#### Data listing
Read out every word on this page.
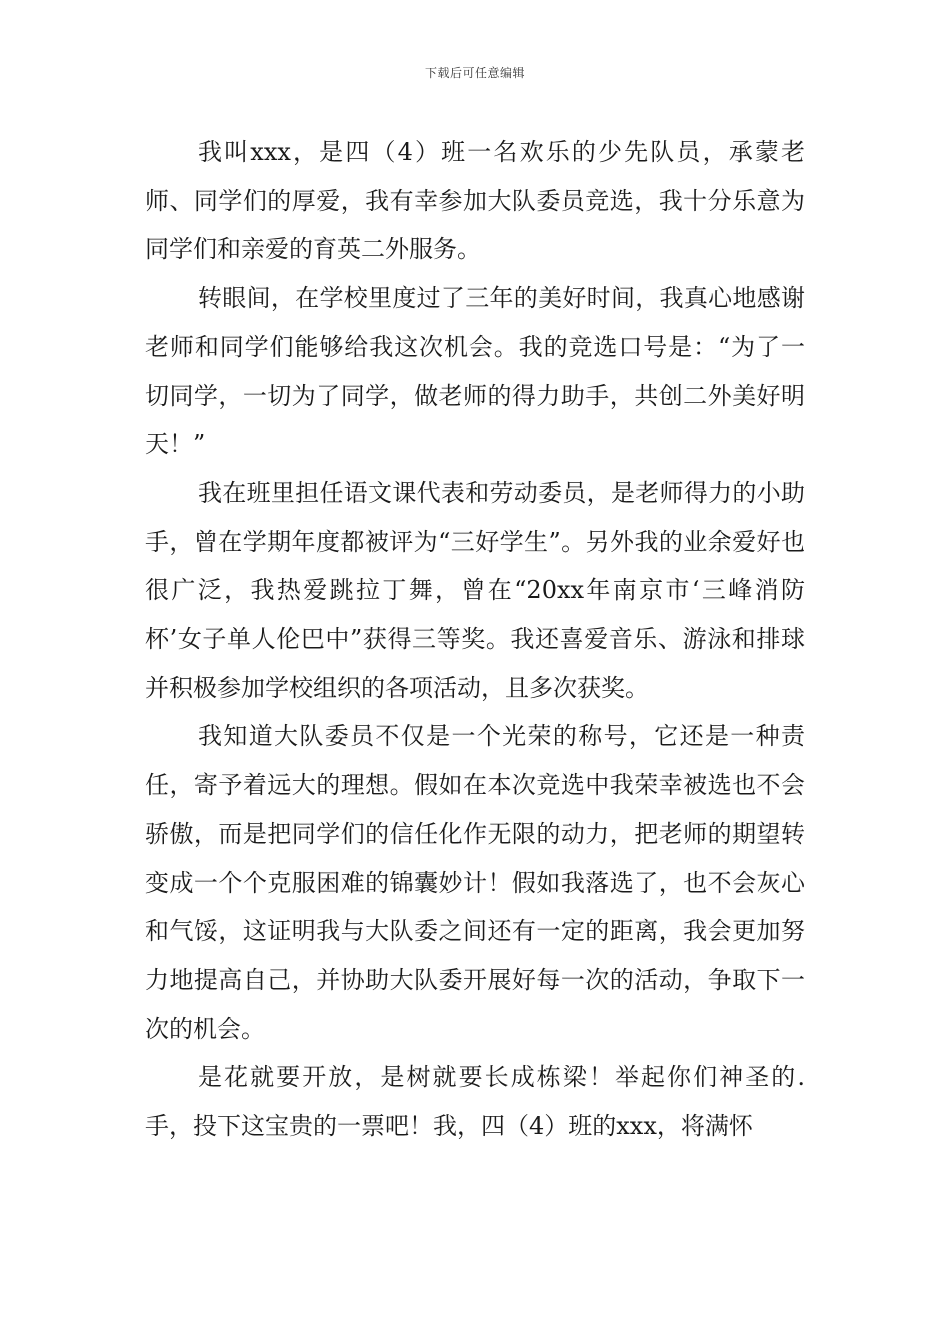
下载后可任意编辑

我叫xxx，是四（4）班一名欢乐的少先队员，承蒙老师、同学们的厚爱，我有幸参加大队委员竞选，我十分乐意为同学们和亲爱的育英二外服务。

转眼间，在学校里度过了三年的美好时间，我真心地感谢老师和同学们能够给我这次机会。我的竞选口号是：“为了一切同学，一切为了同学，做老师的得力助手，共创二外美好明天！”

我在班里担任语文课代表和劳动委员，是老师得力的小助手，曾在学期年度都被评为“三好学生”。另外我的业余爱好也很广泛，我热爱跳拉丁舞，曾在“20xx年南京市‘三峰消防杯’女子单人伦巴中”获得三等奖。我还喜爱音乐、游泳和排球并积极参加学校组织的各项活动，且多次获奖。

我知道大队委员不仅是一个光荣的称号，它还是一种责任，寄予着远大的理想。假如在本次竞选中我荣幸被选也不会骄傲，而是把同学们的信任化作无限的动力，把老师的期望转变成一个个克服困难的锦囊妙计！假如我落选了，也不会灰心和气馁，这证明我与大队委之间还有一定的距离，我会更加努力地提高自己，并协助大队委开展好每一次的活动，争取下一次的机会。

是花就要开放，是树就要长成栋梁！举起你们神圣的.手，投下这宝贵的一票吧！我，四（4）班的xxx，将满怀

...

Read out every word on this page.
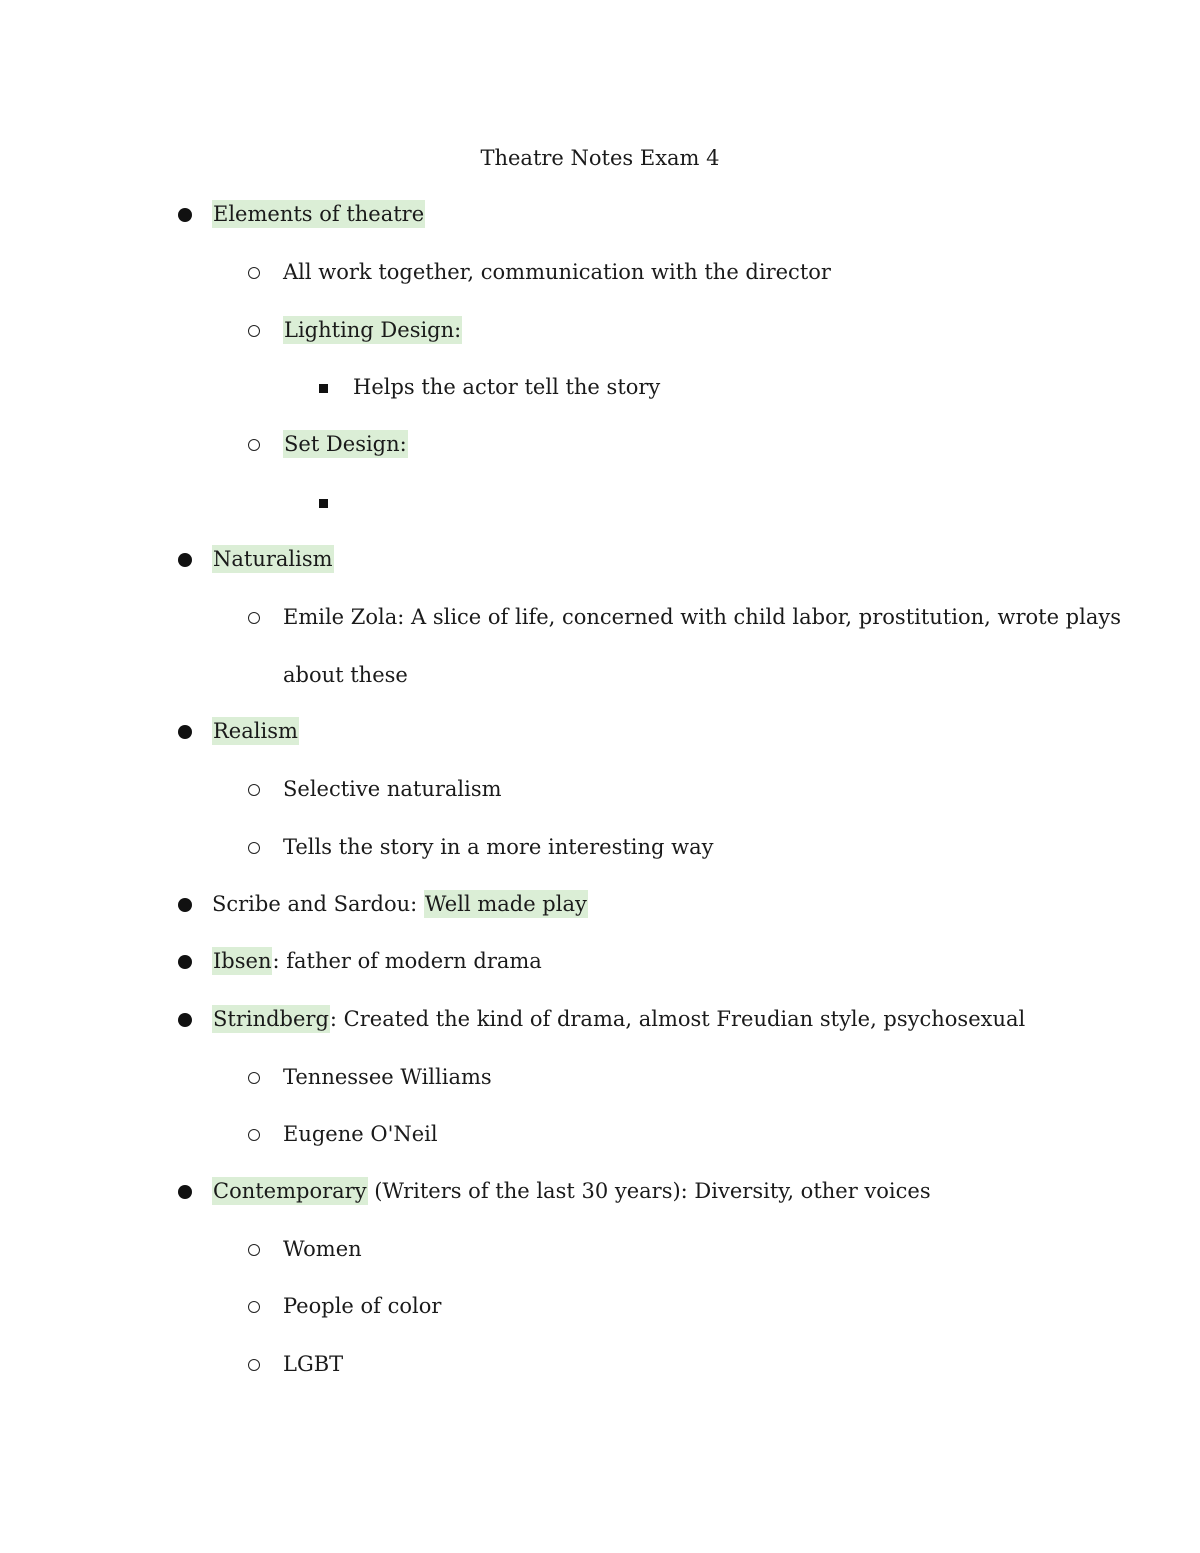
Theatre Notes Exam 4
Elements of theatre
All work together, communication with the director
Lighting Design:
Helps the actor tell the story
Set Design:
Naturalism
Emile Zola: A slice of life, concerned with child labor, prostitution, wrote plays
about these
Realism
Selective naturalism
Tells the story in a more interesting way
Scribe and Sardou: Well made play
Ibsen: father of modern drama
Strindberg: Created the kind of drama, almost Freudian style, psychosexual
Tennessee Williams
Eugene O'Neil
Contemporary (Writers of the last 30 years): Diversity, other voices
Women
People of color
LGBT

--

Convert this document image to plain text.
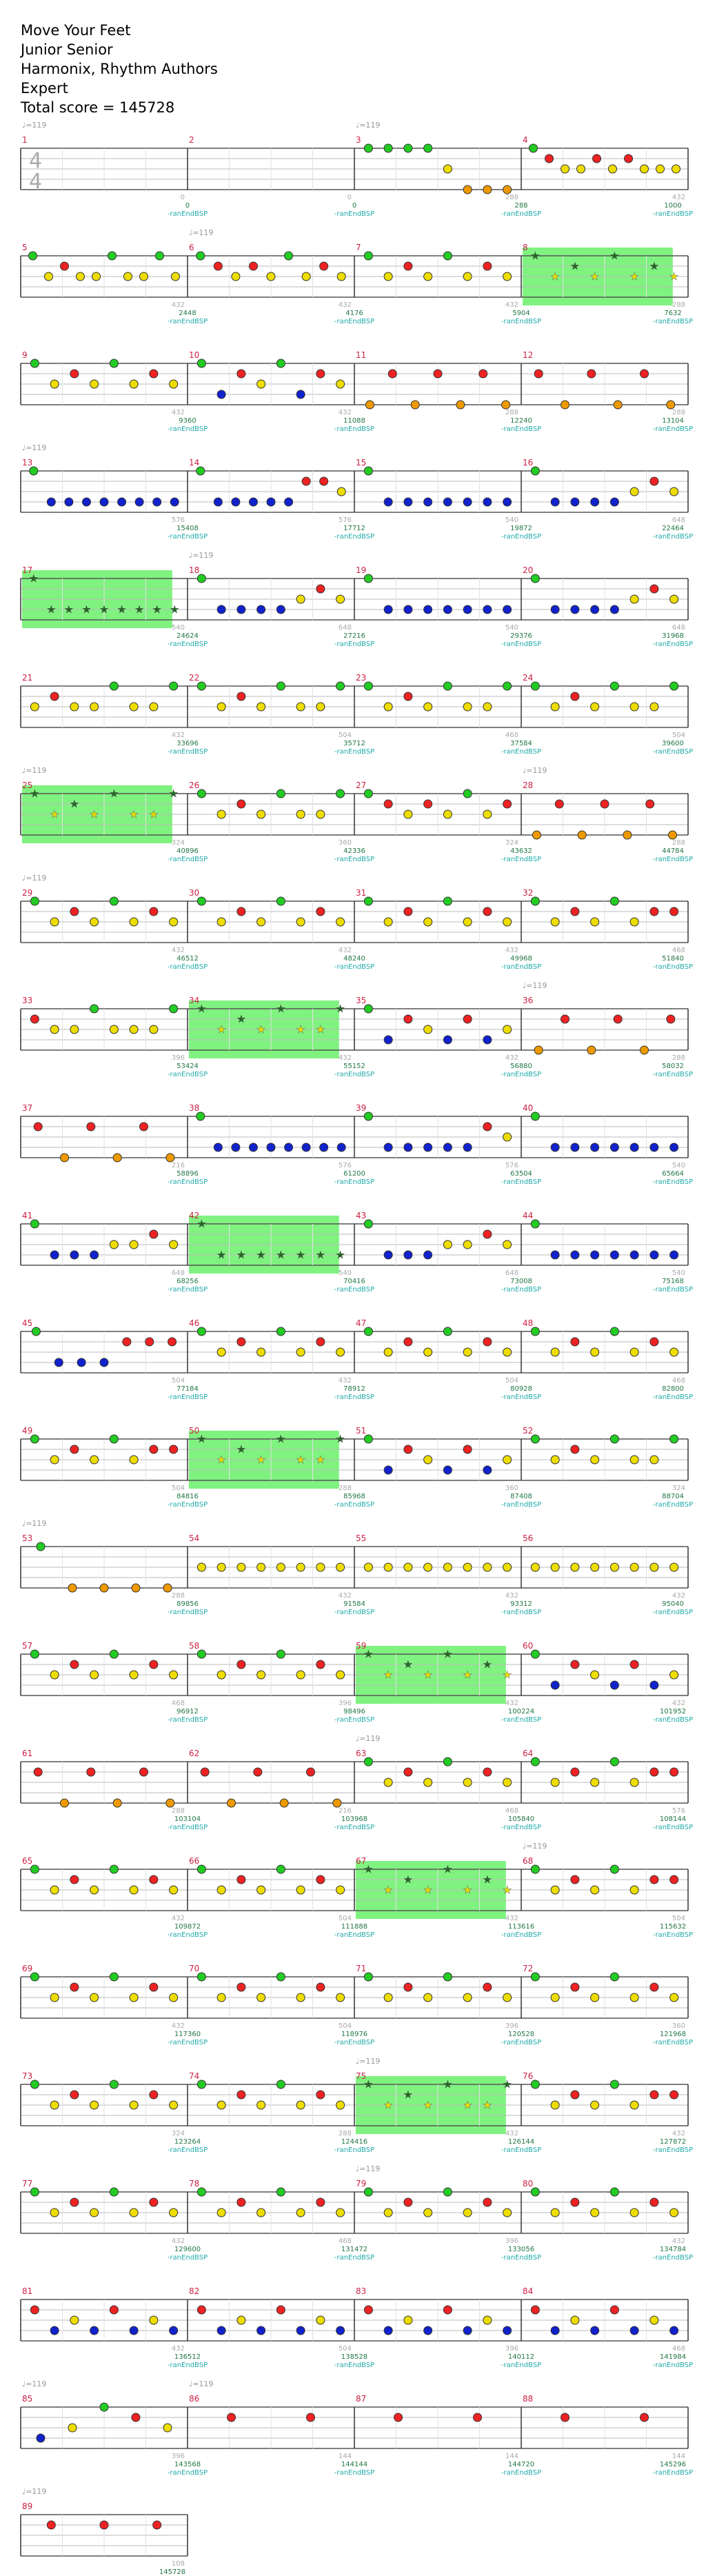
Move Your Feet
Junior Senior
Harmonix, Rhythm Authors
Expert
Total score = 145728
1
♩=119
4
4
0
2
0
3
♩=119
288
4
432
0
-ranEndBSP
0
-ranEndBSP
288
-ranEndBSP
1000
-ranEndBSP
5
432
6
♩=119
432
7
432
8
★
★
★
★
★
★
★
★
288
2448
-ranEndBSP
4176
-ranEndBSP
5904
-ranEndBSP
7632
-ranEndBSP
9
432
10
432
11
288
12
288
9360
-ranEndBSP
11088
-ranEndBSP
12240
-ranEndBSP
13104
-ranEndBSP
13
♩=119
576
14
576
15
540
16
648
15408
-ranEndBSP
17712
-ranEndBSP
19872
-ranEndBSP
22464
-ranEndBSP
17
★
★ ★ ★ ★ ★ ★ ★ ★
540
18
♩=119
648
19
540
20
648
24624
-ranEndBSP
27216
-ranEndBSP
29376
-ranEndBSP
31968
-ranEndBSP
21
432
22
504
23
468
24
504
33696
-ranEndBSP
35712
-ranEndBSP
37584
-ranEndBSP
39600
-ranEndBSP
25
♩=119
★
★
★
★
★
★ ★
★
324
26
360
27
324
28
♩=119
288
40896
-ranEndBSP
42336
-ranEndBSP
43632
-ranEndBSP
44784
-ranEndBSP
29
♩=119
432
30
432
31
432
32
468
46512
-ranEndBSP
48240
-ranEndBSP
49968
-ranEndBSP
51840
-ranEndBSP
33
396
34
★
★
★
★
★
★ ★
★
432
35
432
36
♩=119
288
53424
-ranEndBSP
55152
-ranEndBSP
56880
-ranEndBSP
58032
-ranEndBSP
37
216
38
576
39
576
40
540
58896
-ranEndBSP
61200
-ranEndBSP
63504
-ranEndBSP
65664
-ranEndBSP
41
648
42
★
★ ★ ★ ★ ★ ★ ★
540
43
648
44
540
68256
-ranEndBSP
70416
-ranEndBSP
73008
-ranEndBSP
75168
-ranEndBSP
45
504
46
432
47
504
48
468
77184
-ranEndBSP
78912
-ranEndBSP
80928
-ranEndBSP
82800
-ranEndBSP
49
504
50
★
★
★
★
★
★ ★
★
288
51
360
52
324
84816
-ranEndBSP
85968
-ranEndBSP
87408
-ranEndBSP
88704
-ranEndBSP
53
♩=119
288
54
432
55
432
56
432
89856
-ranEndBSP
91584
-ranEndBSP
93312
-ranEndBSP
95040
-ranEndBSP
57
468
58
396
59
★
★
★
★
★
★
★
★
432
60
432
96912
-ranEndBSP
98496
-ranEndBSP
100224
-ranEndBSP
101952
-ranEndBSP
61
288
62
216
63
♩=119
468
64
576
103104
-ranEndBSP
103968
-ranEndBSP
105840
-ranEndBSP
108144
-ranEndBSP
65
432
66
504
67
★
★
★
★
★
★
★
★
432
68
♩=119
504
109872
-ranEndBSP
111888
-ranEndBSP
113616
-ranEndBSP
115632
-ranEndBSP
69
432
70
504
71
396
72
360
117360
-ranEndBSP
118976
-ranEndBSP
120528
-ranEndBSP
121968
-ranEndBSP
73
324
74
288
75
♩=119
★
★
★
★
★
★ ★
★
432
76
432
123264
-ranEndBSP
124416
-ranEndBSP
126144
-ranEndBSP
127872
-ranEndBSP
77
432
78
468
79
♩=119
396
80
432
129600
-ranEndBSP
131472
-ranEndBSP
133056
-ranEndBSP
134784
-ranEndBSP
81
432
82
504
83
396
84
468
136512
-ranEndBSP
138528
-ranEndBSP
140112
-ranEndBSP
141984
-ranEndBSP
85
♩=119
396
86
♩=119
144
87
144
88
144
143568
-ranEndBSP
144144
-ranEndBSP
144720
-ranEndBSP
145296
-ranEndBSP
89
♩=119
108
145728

#### Work to complete
Say only how many lines in the records carry the word "story".

#### Written answer
2